··· Available records ···
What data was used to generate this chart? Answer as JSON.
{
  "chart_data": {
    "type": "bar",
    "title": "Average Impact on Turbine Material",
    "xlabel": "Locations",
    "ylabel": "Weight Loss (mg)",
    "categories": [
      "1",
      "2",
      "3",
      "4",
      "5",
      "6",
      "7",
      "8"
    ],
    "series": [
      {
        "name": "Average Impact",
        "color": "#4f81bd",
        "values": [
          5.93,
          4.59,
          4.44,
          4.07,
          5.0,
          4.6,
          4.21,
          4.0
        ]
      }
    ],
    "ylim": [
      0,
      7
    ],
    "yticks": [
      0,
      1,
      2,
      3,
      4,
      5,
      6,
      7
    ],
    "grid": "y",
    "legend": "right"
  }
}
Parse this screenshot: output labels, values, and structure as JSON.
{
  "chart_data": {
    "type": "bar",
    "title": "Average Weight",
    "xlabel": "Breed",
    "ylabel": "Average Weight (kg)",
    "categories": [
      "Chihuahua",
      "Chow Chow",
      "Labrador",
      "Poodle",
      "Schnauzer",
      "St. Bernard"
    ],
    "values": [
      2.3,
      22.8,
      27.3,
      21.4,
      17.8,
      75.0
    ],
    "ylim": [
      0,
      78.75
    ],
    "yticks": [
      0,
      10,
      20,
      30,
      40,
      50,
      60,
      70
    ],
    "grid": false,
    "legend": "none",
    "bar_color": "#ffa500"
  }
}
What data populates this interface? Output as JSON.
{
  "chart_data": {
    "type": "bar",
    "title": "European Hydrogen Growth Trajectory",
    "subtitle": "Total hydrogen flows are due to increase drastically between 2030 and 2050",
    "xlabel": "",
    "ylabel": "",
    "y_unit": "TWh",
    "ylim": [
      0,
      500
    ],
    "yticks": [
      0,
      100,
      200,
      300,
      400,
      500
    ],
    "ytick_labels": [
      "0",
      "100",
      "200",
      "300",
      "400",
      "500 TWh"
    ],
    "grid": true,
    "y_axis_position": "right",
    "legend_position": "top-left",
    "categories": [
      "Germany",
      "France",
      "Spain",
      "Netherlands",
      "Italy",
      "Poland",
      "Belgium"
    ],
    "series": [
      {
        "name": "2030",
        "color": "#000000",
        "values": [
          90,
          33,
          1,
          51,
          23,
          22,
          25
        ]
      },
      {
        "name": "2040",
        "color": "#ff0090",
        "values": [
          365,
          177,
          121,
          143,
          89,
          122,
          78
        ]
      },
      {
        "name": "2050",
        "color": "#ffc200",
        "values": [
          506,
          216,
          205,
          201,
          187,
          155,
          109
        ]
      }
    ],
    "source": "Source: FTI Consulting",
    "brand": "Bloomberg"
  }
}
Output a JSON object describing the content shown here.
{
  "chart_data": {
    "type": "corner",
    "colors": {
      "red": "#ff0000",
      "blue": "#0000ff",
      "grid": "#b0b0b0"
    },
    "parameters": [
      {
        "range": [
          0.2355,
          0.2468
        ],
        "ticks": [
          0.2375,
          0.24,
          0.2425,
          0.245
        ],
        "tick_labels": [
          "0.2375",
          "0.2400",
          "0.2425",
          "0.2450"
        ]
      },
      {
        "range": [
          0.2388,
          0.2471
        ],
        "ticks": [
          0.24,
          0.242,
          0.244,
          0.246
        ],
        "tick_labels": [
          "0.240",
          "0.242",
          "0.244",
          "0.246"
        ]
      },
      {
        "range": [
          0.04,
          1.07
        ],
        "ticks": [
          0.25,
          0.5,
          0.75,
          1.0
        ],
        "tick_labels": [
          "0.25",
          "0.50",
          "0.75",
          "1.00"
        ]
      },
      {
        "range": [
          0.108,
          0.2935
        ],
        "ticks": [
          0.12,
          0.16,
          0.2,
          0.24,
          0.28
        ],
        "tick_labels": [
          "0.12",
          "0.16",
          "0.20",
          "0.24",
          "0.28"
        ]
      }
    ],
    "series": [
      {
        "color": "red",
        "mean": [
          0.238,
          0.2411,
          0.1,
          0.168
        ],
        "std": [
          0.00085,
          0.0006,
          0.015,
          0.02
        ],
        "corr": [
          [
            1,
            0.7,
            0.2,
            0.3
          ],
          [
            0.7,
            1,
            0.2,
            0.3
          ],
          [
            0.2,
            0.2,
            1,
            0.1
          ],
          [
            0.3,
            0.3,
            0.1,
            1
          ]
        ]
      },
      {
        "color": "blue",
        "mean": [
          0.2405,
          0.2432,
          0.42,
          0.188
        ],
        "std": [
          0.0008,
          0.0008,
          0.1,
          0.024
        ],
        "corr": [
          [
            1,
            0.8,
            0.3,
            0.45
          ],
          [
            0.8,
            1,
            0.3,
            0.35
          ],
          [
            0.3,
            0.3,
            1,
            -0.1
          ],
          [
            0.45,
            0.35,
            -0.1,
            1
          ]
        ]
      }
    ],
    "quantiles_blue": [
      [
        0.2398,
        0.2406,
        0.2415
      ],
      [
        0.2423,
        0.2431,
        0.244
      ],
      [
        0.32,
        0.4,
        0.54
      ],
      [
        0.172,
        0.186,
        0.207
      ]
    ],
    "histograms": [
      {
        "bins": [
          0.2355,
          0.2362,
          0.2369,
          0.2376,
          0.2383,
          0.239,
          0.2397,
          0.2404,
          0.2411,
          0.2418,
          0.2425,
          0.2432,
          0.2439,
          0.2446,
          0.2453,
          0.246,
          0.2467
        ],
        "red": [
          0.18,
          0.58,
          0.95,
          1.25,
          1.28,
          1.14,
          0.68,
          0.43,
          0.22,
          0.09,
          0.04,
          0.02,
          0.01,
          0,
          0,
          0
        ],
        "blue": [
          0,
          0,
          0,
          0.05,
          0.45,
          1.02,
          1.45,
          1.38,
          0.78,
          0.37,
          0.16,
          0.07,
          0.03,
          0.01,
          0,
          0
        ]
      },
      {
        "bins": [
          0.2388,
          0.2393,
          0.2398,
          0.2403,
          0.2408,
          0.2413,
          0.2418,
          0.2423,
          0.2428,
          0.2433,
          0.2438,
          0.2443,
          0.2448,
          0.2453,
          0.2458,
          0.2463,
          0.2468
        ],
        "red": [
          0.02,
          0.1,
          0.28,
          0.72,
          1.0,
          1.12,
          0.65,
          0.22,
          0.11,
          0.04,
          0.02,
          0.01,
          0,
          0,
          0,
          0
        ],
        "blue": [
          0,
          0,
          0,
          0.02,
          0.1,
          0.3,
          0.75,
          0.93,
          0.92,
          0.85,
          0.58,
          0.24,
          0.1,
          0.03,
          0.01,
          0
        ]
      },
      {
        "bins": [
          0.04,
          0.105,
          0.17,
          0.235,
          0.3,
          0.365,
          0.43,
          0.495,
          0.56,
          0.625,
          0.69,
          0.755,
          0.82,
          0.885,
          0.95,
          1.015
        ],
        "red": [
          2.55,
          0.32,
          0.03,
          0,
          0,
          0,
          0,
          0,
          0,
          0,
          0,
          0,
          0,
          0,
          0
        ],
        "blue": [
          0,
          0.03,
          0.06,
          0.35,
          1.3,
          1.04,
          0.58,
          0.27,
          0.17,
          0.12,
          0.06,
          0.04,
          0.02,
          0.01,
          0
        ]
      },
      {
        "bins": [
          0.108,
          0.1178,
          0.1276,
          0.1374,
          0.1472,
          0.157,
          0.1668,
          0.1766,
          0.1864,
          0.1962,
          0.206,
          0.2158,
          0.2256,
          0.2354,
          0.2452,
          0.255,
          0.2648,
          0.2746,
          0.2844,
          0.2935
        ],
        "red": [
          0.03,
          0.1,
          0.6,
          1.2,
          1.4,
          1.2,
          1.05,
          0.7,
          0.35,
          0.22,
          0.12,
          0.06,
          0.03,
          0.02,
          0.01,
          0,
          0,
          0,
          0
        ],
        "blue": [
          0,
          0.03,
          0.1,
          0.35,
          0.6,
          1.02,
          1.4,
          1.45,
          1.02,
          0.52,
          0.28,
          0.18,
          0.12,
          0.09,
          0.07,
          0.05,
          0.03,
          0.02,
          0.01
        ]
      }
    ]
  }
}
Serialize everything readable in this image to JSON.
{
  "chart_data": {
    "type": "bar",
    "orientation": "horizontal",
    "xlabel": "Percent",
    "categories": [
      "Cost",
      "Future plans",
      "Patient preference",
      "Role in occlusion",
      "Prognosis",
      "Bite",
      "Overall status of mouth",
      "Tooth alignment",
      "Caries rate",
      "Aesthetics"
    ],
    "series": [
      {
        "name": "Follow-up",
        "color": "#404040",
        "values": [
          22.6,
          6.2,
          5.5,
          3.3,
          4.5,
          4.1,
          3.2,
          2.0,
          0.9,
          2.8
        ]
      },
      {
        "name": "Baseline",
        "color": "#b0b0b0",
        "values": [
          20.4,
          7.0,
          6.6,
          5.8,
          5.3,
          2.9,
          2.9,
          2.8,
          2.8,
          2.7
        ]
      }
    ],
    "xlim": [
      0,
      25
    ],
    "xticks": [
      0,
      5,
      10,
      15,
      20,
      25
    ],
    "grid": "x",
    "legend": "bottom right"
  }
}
···
▸ Your instructions
Check each line of the records for the word "Average", and show the lines that contain it.

▸ Task solution
    "title": "Average Impact on Turbine Material",
        "name": "Average Impact",
    "title": "Average Weight",
    "ylabel": "Average Weight (kg)",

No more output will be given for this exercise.